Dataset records

####

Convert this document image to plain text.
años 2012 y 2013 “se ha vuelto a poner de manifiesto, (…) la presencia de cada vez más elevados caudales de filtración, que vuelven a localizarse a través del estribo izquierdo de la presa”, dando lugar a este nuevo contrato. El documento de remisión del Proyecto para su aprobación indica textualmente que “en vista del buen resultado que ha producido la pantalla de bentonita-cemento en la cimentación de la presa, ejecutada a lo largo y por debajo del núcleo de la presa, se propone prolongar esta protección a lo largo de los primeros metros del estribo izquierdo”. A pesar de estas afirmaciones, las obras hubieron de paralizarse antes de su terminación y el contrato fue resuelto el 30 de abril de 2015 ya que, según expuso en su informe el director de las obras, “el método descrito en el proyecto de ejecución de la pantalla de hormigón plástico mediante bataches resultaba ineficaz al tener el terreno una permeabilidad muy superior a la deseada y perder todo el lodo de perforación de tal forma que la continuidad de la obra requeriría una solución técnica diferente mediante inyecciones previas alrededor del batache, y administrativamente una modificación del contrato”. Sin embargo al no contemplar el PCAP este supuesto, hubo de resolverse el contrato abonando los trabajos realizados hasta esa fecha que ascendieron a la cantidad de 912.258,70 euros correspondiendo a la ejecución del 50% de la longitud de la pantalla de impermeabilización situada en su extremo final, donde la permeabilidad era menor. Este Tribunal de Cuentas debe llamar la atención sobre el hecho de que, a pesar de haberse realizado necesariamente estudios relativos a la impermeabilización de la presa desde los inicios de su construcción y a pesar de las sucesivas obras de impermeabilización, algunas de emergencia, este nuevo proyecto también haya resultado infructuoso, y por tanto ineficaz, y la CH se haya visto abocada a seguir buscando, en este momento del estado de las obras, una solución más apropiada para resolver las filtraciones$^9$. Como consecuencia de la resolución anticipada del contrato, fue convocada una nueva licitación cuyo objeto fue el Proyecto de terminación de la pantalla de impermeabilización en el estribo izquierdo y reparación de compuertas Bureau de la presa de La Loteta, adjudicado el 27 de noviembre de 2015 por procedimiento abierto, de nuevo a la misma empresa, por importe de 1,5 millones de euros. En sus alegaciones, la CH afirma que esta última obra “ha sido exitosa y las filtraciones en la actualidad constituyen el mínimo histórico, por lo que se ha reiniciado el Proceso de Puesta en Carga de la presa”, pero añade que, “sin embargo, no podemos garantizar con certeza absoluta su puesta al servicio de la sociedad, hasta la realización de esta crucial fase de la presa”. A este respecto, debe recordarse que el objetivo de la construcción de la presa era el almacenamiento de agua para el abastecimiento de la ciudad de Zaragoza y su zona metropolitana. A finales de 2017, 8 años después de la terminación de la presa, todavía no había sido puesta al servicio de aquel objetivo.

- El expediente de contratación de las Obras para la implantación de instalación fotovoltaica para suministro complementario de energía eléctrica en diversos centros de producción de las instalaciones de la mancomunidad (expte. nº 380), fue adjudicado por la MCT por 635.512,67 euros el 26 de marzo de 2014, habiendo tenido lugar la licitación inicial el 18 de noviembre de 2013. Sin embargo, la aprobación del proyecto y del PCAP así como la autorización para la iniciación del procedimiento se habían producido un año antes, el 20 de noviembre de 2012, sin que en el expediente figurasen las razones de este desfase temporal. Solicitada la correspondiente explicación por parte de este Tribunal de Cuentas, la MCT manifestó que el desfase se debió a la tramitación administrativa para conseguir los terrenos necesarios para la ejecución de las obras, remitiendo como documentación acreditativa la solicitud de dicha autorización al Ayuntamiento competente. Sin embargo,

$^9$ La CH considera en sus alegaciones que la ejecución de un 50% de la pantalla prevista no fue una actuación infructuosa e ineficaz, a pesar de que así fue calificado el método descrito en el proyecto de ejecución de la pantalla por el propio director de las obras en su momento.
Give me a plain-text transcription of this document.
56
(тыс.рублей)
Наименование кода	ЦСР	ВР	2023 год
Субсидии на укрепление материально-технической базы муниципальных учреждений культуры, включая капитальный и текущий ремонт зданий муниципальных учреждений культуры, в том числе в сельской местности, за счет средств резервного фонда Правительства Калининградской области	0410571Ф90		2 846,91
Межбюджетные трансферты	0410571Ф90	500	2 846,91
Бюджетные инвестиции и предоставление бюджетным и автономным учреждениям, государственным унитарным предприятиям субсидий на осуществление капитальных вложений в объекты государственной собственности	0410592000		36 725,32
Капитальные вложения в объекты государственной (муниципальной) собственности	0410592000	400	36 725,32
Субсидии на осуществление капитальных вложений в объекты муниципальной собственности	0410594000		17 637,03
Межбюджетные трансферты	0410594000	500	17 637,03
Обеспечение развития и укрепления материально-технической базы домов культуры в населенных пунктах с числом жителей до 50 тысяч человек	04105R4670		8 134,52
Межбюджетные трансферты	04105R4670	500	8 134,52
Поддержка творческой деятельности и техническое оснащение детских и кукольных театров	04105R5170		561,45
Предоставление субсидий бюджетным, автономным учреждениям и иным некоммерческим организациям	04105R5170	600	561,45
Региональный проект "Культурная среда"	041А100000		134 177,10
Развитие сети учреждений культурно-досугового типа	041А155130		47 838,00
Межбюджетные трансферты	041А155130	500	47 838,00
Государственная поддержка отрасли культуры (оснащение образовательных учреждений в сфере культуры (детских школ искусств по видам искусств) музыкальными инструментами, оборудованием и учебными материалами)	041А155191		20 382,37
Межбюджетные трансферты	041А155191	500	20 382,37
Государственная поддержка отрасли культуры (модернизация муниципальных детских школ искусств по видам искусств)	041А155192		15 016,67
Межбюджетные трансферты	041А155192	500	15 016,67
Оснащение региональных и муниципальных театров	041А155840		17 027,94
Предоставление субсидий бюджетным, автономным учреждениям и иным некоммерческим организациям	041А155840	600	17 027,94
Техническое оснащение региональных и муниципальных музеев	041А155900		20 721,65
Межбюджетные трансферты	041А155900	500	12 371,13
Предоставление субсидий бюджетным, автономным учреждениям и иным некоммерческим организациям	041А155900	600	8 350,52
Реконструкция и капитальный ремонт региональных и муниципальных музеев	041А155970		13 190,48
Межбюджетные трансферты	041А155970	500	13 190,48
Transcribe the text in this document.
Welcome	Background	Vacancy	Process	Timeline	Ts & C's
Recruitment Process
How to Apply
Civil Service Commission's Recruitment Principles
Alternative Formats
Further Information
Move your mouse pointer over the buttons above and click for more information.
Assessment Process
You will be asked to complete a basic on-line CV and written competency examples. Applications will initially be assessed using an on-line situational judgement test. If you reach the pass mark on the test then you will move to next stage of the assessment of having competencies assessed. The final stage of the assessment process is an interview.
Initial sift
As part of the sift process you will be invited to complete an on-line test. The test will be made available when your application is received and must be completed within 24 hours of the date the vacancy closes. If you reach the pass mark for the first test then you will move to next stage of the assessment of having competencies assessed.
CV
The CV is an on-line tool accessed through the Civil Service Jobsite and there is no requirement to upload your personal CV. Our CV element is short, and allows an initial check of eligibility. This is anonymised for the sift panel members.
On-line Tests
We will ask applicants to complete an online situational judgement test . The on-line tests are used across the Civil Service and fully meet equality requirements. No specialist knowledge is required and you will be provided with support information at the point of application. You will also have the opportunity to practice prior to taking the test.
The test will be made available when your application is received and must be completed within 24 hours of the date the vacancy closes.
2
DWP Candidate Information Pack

####

Quote the data in full, keeping each word unchanged.

Convert this document image to plain text.
años 2012 y 2013 “se ha vuelto a poner de manifiesto, (…) la presencia de cada vez más elevados caudales de filtración, que vuelven a localizarse a través del estribo izquierdo de la presa”, dando lugar a este nuevo contrato. El documento de remisión del Proyecto para su aprobación indica textualmente que “en vista del buen resultado que ha producido la pantalla de bentonita-cemento en la cimentación de la presa, ejecutada a lo largo y por debajo del núcleo de la presa, se propone prolongar esta protección a lo largo de los primeros metros del estribo izquierdo”. A pesar de estas afirmaciones, las obras hubieron de paralizarse antes de su terminación y el contrato fue resuelto el 30 de abril de 2015 ya que, según expuso en su informe el director de las obras, “el método descrito en el proyecto de ejecución de la pantalla de hormigón plástico mediante bataches resultaba ineficaz al tener el terreno una permeabilidad muy superior a la deseada y perder todo el lodo de perforación de tal forma que la continuidad de la obra requeriría una solución técnica diferente mediante inyecciones previas alrededor del batache, y administrativamente una modificación del contrato”. Sin embargo al no contemplar el PCAP este supuesto, hubo de resolverse el contrato abonando los trabajos realizados hasta esa fecha que ascendieron a la cantidad de 912.258,70 euros correspondiendo a la ejecución del 50% de la longitud de la pantalla de impermeabilización situada en su extremo final, donde la permeabilidad era menor. Este Tribunal de Cuentas debe llamar la atención sobre el hecho de que, a pesar de haberse realizado necesariamente estudios relativos a la impermeabilización de la presa desde los inicios de su construcción y a pesar de las sucesivas obras de impermeabilización, algunas de emergencia, este nuevo proyecto también haya resultado infructuoso, y por tanto ineficaz, y la CH se haya visto abocada a seguir buscando, en este momento del estado de las obras, una solución más apropiada para resolver las filtraciones$^9$. Como consecuencia de la resolución anticipada del contrato, fue convocada una nueva licitación cuyo objeto fue el Proyecto de terminación de la pantalla de impermeabilización en el estribo izquierdo y reparación de compuertas Bureau de la presa de La Loteta, adjudicado el 27 de noviembre de 2015 por procedimiento abierto, de nuevo a la misma empresa, por importe de 1,5 millones de euros. En sus alegaciones, la CH afirma que esta última obra “ha sido exitosa y las filtraciones en la actualidad constituyen el mínimo histórico, por lo que se ha reiniciado el Proceso de Puesta en Carga de la presa”, pero añade que, “sin embargo, no podemos garantizar con certeza absoluta su puesta al servicio de la sociedad, hasta la realización de esta crucial fase de la presa”. A este respecto, debe recordarse que el objetivo de la construcción de la presa era el almacenamiento de agua para el abastecimiento de la ciudad de Zaragoza y su zona metropolitana. A finales de 2017, 8 años después de la terminación de la presa, todavía no había sido puesta al servicio de aquel objetivo.

- El expediente de contratación de las Obras para la implantación de instalación fotovoltaica para suministro complementario de energía eléctrica en diversos centros de producción de las instalaciones de la mancomunidad (expte. nº 380), fue adjudicado por la MCT por 635.512,67 euros el 26 de marzo de 2014, habiendo tenido lugar la licitación inicial el 18 de noviembre de 2013. Sin embargo, la aprobación del proyecto y del PCAP así como la autorización para la iniciación del procedimiento se habían producido un año antes, el 20 de noviembre de 2012, sin que en el expediente figurasen las razones de este desfase temporal. Solicitada la correspondiente explicación por parte de este Tribunal de Cuentas, la MCT manifestó que el desfase se debió a la tramitación administrativa para conseguir los terrenos necesarios para la ejecución de las obras, remitiendo como documentación acreditativa la solicitud de dicha autorización al Ayuntamiento competente. Sin embargo,

$^9$ La CH considera en sus alegaciones que la ejecución de un 50% de la pantalla prevista no fue una actuación infructuosa e ineficaz, a pesar de que así fue calificado el método descrito en el proyecto de ejecución de la pantalla por el propio director de las obras en su momento.
Give me a plain-text transcription of this document.
56
(тыс.рублей)
Наименование кода	ЦСР	ВР	2023 год
Субсидии на укрепление материально-технической базы муниципальных учреждений культуры, включая капитальный и текущий ремонт зданий муниципальных учреждений культуры, в том числе в сельской местности, за счет средств резервного фонда Правительства Калининградской области	0410571Ф90		2 846,91
Межбюджетные трансферты	0410571Ф90	500	2 846,91
Бюджетные инвестиции и предоставление бюджетным и автономным учреждениям, государственным унитарным предприятиям субсидий на осуществление капитальных вложений в объекты государственной собственности	0410592000		36 725,32
Капитальные вложения в объекты государственной (муниципальной) собственности	0410592000	400	36 725,32
Субсидии на осуществление капитальных вложений в объекты муниципальной собственности	0410594000		17 637,03
Межбюджетные трансферты	0410594000	500	17 637,03
Обеспечение развития и укрепления материально-технической базы домов культуры в населенных пунктах с числом жителей до 50 тысяч человек	04105R4670		8 134,52
Межбюджетные трансферты	04105R4670	500	8 134,52
Поддержка творческой деятельности и техническое оснащение детских и кукольных театров	04105R5170		561,45
Предоставление субсидий бюджетным, автономным учреждениям и иным некоммерческим организациям	04105R5170	600	561,45
Региональный проект "Культурная среда"	041А100000		134 177,10
Развитие сети учреждений культурно-досугового типа	041А155130		47 838,00
Межбюджетные трансферты	041А155130	500	47 838,00
Государственная поддержка отрасли культуры (оснащение образовательных учреждений в сфере культуры (детских школ искусств по видам искусств) музыкальными инструментами, оборудованием и учебными материалами)	041А155191		20 382,37
Межбюджетные трансферты	041А155191	500	20 382,37
Государственная поддержка отрасли культуры (модернизация муниципальных детских школ искусств по видам искусств)	041А155192		15 016,67
Межбюджетные трансферты	041А155192	500	15 016,67
Оснащение региональных и муниципальных театров	041А155840		17 027,94
Предоставление субсидий бюджетным, автономным учреждениям и иным некоммерческим организациям	041А155840	600	17 027,94
Техническое оснащение региональных и муниципальных музеев	041А155900		20 721,65
Межбюджетные трансферты	041А155900	500	12 371,13
Предоставление субсидий бюджетным, автономным учреждениям и иным некоммерческим организациям	041А155900	600	8 350,52
Реконструкция и капитальный ремонт региональных и муниципальных музеев	041А155970		13 190,48
Межбюджетные трансферты	041А155970	500	13 190,48
Transcribe the text in this document.
Welcome	Background	Vacancy	Process	Timeline	Ts & C's
Recruitment Process
How to Apply
Civil Service Commission's Recruitment Principles
Alternative Formats
Further Information
Move your mouse pointer over the buttons above and click for more information.
Assessment Process
You will be asked to complete a basic on-line CV and written competency examples. Applications will initially be assessed using an on-line situational judgement test. If you reach the pass mark on the test then you will move to next stage of the assessment of having competencies assessed. The final stage of the assessment process is an interview.
Initial sift
As part of the sift process you will be invited to complete an on-line test. The test will be made available when your application is received and must be completed within 24 hours of the date the vacancy closes. If you reach the pass mark for the first test then you will move to next stage of the assessment of having competencies assessed.
CV
The CV is an on-line tool accessed through the Civil Service Jobsite and there is no requirement to upload your personal CV. Our CV element is short, and allows an initial check of eligibility. This is anonymised for the sift panel members.
On-line Tests
We will ask applicants to complete an online situational judgement test . The on-line tests are used across the Civil Service and fully meet equality requirements. No specialist knowledge is required and you will be provided with support information at the point of application. You will also have the opportunity to practice prior to taking the test.
The test will be made available when your application is received and must be completed within 24 hours of the date the vacancy closes.
2
DWP Candidate Information Pack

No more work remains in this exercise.